(DO THIS):
What follows are records. Restate all of them word for word.

(RECORDS FOR THIS EXERCISE):
[start]

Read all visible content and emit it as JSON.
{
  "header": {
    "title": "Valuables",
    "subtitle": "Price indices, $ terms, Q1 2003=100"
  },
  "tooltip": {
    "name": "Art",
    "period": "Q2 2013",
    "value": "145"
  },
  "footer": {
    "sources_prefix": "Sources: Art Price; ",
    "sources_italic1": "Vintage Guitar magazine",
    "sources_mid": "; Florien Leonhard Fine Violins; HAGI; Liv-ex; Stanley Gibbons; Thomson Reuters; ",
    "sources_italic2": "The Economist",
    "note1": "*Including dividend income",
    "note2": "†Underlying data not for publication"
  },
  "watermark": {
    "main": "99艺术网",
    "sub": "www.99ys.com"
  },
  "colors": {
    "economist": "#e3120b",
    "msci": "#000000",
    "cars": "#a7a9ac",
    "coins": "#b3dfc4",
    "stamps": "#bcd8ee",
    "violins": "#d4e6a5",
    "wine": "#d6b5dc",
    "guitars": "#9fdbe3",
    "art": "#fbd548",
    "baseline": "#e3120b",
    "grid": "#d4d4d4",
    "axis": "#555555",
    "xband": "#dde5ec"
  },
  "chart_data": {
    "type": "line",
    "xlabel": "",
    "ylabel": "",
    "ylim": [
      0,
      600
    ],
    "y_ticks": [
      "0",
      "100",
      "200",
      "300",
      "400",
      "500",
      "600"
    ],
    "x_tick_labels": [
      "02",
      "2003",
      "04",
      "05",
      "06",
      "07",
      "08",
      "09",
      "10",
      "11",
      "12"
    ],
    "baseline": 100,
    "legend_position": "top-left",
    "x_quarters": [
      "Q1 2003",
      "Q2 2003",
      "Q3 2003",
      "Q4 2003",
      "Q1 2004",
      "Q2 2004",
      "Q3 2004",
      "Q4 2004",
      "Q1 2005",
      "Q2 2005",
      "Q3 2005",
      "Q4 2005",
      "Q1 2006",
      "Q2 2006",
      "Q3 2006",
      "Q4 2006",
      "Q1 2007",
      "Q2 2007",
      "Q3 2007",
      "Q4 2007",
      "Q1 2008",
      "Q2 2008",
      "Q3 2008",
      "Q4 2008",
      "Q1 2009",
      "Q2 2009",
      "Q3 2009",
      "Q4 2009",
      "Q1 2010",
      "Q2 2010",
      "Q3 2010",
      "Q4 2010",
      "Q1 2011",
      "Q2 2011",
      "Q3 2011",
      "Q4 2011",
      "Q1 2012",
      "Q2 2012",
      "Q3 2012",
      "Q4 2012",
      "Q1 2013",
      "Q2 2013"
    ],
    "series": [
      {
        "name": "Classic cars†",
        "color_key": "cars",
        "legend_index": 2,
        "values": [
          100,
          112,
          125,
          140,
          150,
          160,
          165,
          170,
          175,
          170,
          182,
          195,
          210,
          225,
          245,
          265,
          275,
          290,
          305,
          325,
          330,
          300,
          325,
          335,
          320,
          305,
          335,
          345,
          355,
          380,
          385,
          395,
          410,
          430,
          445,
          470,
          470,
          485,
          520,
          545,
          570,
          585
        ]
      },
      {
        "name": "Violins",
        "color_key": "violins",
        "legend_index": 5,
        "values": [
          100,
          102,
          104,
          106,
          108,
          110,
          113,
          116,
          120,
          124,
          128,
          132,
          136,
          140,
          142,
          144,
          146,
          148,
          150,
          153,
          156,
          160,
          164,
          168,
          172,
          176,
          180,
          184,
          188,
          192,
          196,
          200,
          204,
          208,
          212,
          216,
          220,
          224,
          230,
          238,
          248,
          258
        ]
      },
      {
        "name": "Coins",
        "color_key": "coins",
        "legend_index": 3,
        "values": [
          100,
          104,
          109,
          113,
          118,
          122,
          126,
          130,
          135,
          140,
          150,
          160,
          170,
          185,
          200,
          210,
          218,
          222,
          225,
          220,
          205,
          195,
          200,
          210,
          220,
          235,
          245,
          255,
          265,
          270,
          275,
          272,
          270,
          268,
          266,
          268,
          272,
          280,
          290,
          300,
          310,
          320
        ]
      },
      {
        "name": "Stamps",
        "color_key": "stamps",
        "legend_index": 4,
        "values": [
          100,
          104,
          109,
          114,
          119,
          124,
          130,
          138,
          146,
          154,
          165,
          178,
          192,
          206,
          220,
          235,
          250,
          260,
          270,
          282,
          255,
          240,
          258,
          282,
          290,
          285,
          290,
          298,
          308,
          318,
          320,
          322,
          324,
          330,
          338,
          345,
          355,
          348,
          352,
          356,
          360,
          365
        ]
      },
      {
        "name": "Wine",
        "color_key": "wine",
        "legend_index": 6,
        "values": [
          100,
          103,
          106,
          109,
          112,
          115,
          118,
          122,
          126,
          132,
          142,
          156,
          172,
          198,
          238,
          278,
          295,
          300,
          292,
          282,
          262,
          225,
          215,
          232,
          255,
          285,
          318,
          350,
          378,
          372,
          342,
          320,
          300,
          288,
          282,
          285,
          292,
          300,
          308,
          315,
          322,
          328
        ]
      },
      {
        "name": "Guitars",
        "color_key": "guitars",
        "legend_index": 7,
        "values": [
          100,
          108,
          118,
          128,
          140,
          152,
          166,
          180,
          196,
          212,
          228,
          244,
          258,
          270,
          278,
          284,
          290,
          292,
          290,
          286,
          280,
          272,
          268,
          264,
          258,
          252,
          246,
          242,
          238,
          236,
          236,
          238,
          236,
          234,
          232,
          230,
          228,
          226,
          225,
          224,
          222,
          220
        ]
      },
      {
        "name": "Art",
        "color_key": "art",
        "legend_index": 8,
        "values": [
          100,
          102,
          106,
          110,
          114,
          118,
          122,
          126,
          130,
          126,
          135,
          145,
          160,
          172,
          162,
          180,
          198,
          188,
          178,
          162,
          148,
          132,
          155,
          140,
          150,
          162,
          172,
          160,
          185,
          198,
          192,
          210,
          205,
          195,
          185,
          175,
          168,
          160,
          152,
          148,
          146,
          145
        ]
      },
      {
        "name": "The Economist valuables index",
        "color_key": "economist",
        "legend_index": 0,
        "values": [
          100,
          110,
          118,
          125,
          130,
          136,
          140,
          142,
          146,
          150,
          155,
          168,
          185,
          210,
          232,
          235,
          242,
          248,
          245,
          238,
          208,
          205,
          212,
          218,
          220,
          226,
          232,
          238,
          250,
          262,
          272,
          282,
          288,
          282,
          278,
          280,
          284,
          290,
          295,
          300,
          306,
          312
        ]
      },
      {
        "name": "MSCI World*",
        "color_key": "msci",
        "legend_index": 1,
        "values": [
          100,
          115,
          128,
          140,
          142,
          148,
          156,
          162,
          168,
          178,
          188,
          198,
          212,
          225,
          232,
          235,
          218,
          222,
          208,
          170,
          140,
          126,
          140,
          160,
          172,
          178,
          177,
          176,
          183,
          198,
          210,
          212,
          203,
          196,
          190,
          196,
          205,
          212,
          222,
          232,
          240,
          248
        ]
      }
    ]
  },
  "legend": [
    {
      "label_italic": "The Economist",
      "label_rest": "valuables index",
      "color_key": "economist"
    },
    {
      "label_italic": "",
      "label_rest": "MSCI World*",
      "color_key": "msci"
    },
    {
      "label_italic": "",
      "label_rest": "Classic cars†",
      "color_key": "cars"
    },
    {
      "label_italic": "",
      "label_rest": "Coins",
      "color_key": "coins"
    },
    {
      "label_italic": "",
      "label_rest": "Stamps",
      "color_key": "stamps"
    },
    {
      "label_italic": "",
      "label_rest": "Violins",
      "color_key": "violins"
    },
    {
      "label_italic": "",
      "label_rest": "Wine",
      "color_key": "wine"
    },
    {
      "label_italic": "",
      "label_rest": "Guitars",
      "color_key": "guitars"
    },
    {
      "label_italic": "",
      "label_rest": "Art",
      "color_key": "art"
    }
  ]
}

[end]

(RESPONSE TO THIS TASK):
Read all visible content and emit it as JSON.
{
  "header": {
    "title": "Valuables",
    "subtitle": "Price indices, $ terms, Q1 2003=100"
  },
  "tooltip": {
    "name": "Art",
    "period": "Q2 2013",
    "value": "145"
  },
  "footer": {
    "sources_prefix": "Sources: Art Price; ",
    "sources_italic1": "Vintage Guitar magazine",
    "sources_mid": "; Florien Leonhard Fine Violins; HAGI; Liv-ex; Stanley Gibbons; Thomson Reuters; ",
    "sources_italic2": "The Economist",
    "note1": "*Including dividend income",
    "note2": "†Underlying data not for publication"
  },
  "watermark": {
    "main": "99艺术网",
    "sub": "www.99ys.com"
  },
  "colors": {
    "economist": "#e3120b",
    "msci": "#000000",
    "cars": "#a7a9ac",
    "coins": "#b3dfc4",
    "stamps": "#bcd8ee",
    "violins": "#d4e6a5",
    "wine": "#d6b5dc",
    "guitars": "#9fdbe3",
    "art": "#fbd548",
    "baseline": "#e3120b",
    "grid": "#d4d4d4",
    "axis": "#555555",
    "xband": "#dde5ec"
  },
  "chart_data": {
    "type": "line",
    "xlabel": "",
    "ylabel": "",
    "ylim": [
      0,
      600
    ],
    "y_ticks": [
      "0",
      "100",
      "200",
      "300",
      "400",
      "500",
      "600"
    ],
    "x_tick_labels": [
      "02",
      "2003",
      "04",
      "05",
      "06",
      "07",
      "08",
      "09",
      "10",
      "11",
      "12"
    ],
    "baseline": 100,
    "legend_position": "top-left",
    "x_quarters": [
      "Q1 2003",
      "Q2 2003",
      "Q3 2003",
      "Q4 2003",
      "Q1 2004",
      "Q2 2004",
      "Q3 2004",
      "Q4 2004",
      "Q1 2005",
      "Q2 2005",
      "Q3 2005",
      "Q4 2005",
      "Q1 2006",
      "Q2 2006",
      "Q3 2006",
      "Q4 2006",
      "Q1 2007",
      "Q2 2007",
      "Q3 2007",
      "Q4 2007",
      "Q1 2008",
      "Q2 2008",
      "Q3 2008",
      "Q4 2008",
      "Q1 2009",
      "Q2 2009",
      "Q3 2009",
      "Q4 2009",
      "Q1 2010",
      "Q2 2010",
      "Q3 2010",
      "Q4 2010",
      "Q1 2011",
      "Q2 2011",
      "Q3 2011",
      "Q4 2011",
      "Q1 2012",
      "Q2 2012",
      "Q3 2012",
      "Q4 2012",
      "Q1 2013",
      "Q2 2013"
    ],
    "series": [
      {
        "name": "Classic cars†",
        "color_key": "cars",
        "legend_index": 2,
        "values": [
          100,
          112,
          125,
          140,
          150,
          160,
          165,
          170,
          175,
          170,
          182,
          195,
          210,
          225,
          245,
          265,
          275,
          290,
          305,
          325,
          330,
          300,
          325,
          335,
          320,
          305,
          335,
          345,
          355,
          380,
          385,
          395,
          410,
          430,
          445,
          470,
          470,
          485,
          520,
          545,
          570,
          585
        ]
      },
      {
        "name": "Violins",
        "color_key": "violins",
        "legend_index": 5,
        "values": [
          100,
          102,
          104,
          106,
          108,
          110,
          113,
          116,
          120,
          124,
          128,
          132,
          136,
          140,
          142,
          144,
          146,
          148,
          150,
          153,
          156,
          160,
          164,
          168,
          172,
          176,
          180,
          184,
          188,
          192,
          196,
          200,
          204,
          208,
          212,
          216,
          220,
          224,
          230,
          238,
          248,
          258
        ]
      },
      {
        "name": "Coins",
        "color_key": "coins",
        "legend_index": 3,
        "values": [
          100,
          104,
          109,
          113,
          118,
          122,
          126,
          130,
          135,
          140,
          150,
          160,
          170,
          185,
          200,
          210,
          218,
          222,
          225,
          220,
          205,
          195,
          200,
          210,
          220,
          235,
          245,
          255,
          265,
          270,
          275,
          272,
          270,
          268,
          266,
          268,
          272,
          280,
          290,
          300,
          310,
          320
        ]
      },
      {
        "name": "Stamps",
        "color_key": "stamps",
        "legend_index": 4,
        "values": [
          100,
          104,
          109,
          114,
          119,
          124,
          130,
          138,
          146,
          154,
          165,
          178,
          192,
          206,
          220,
          235,
          250,
          260,
          270,
          282,
          255,
          240,
          258,
          282,
          290,
          285,
          290,
          298,
          308,
          318,
          320,
          322,
          324,
          330,
          338,
          345,
          355,
          348,
          352,
          356,
          360,
          365
        ]
      },
      {
        "name": "Wine",
        "color_key": "wine",
        "legend_index": 6,
        "values": [
          100,
          103,
          106,
          109,
          112,
          115,
          118,
          122,
          126,
          132,
          142,
          156,
          172,
          198,
          238,
          278,
          295,
          300,
          292,
          282,
          262,
          225,
          215,
          232,
          255,
          285,
          318,
          350,
          378,
          372,
          342,
          320,
          300,
          288,
          282,
          285,
          292,
          300,
          308,
          315,
          322,
          328
        ]
      },
      {
        "name": "Guitars",
        "color_key": "guitars",
        "legend_index": 7,
        "values": [
          100,
          108,
          118,
          128,
          140,
          152,
          166,
          180,
          196,
          212,
          228,
          244,
          258,
          270,
          278,
          284,
          290,
          292,
          290,
          286,
          280,
          272,
          268,
          264,
          258,
          252,
          246,
          242,
          238,
          236,
          236,
          238,
          236,
          234,
          232,
          230,
          228,
          226,
          225,
          224,
          222,
          220
        ]
      },
      {
        "name": "Art",
        "color_key": "art",
        "legend_index": 8,
        "values": [
          100,
          102,
          106,
          110,
          114,
          118,
          122,
          126,
          130,
          126,
          135,
          145,
          160,
          172,
          162,
          180,
          198,
          188,
          178,
          162,
          148,
          132,
          155,
          140,
          150,
          162,
          172,
          160,
          185,
          198,
          192,
          210,
          205,
          195,
          185,
          175,
          168,
          160,
          152,
          148,
          146,
          145
        ]
      },
      {
        "name": "The Economist valuables index",
        "color_key": "economist",
        "legend_index": 0,
        "values": [
          100,
          110,
          118,
          125,
          130,
          136,
          140,
          142,
          146,
          150,
          155,
          168,
          185,
          210,
          232,
          235,
          242,
          248,
          245,
          238,
          208,
          205,
          212,
          218,
          220,
          226,
          232,
          238,
          250,
          262,
          272,
          282,
          288,
          282,
          278,
          280,
          284,
          290,
          295,
          300,
          306,
          312
        ]
      },
      {
        "name": "MSCI World*",
        "color_key": "msci",
        "legend_index": 1,
        "values": [
          100,
          115,
          128,
          140,
          142,
          148,
          156,
          162,
          168,
          178,
          188,
          198,
          212,
          225,
          232,
          235,
          218,
          222,
          208,
          170,
          140,
          126,
          140,
          160,
          172,
          178,
          177,
          176,
          183,
          198,
          210,
          212,
          203,
          196,
          190,
          196,
          205,
          212,
          222,
          232,
          240,
          248
        ]
      }
    ]
  },
  "legend": [
    {
      "label_italic": "The Economist",
      "label_rest": "valuables index",
      "color_key": "economist"
    },
    {
      "label_italic": "",
      "label_rest": "MSCI World*",
      "color_key": "msci"
    },
    {
      "label_italic": "",
      "label_rest": "Classic cars†",
      "color_key": "cars"
    },
    {
      "label_italic": "",
      "label_rest": "Coins",
      "color_key": "coins"
    },
    {
      "label_italic": "",
      "label_rest": "Stamps",
      "color_key": "stamps"
    },
    {
      "label_italic": "",
      "label_rest": "Violins",
      "color_key": "violins"
    },
    {
      "label_italic": "",
      "label_rest": "Wine",
      "color_key": "wine"
    },
    {
      "label_italic": "",
      "label_rest": "Guitars",
      "color_key": "guitars"
    },
    {
      "label_italic": "",
      "label_rest": "Art",
      "color_key": "art"
    }
  ]
}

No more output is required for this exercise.